[Dataset records]
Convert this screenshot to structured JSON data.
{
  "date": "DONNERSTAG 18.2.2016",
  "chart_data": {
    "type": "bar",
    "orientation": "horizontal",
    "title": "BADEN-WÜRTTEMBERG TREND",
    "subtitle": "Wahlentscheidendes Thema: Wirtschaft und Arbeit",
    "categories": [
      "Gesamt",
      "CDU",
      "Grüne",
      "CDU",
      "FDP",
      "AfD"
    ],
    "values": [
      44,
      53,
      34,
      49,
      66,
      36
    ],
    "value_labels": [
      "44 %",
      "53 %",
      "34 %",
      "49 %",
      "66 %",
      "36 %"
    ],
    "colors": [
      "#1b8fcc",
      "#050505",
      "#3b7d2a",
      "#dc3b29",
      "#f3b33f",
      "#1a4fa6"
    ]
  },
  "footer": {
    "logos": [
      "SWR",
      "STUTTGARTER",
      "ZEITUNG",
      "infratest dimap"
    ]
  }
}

Written problem — All the entries above need to be reproduced exactly.

Task response —
Convert this screenshot to structured JSON data.
{
  "date": "DONNERSTAG 18.2.2016",
  "chart_data": {
    "type": "bar",
    "orientation": "horizontal",
    "title": "BADEN-WÜRTTEMBERG TREND",
    "subtitle": "Wahlentscheidendes Thema: Wirtschaft und Arbeit",
    "categories": [
      "Gesamt",
      "CDU",
      "Grüne",
      "CDU",
      "FDP",
      "AfD"
    ],
    "values": [
      44,
      53,
      34,
      49,
      66,
      36
    ],
    "value_labels": [
      "44 %",
      "53 %",
      "34 %",
      "49 %",
      "66 %",
      "36 %"
    ],
    "colors": [
      "#1b8fcc",
      "#050505",
      "#3b7d2a",
      "#dc3b29",
      "#f3b33f",
      "#1a4fa6"
    ]
  },
  "footer": {
    "logos": [
      "SWR",
      "STUTTGARTER",
      "ZEITUNG",
      "infratest dimap"
    ]
  }
}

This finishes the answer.